### Listing

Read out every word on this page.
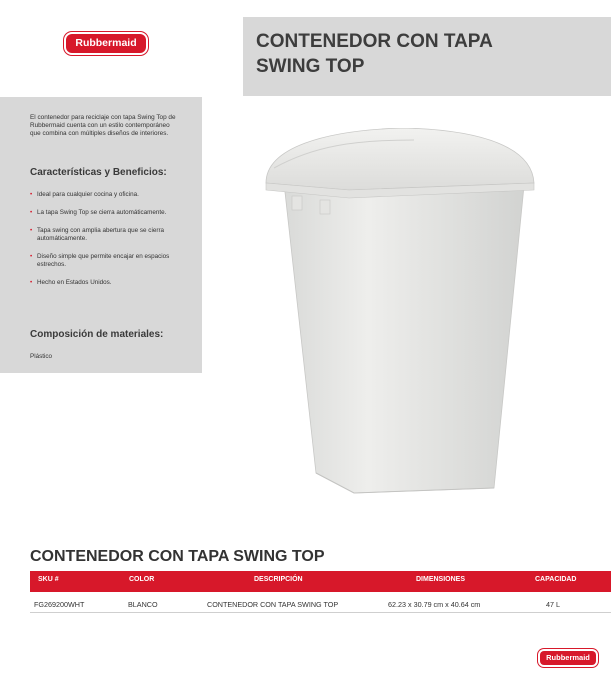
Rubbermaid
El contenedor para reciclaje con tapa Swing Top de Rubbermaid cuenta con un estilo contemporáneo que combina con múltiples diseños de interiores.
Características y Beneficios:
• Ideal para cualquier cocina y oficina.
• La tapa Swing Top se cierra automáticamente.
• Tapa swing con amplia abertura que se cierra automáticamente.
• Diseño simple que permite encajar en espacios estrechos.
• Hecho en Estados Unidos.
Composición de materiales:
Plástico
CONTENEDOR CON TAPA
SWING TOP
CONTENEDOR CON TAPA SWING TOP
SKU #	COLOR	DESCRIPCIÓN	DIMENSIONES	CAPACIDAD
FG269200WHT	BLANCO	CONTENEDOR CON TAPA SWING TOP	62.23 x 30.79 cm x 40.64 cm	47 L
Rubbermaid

### Directive
Leave out the pictures and copy every record above exactly.

### Task response
Read out every word on this page.
Rubbermaid
El contenedor para reciclaje con tapa Swing Top de Rubbermaid cuenta con un estilo contemporáneo que combina con múltiples diseños de interiores.
Características y Beneficios:
• Ideal para cualquier cocina y oficina.
• La tapa Swing Top se cierra automáticamente.
• Tapa swing con amplia abertura que se cierra automáticamente.
• Diseño simple que permite encajar en espacios estrechos.
• Hecho en Estados Unidos.
Composición de materiales:
Plástico
CONTENEDOR CON TAPA
SWING TOP
CONTENEDOR CON TAPA SWING TOP
SKU #	COLOR	DESCRIPCIÓN	DIMENSIONES	CAPACIDAD
FG269200WHT	BLANCO	CONTENEDOR CON TAPA SWING TOP	62.23 x 30.79 cm x 40.64 cm	47 L
Rubbermaid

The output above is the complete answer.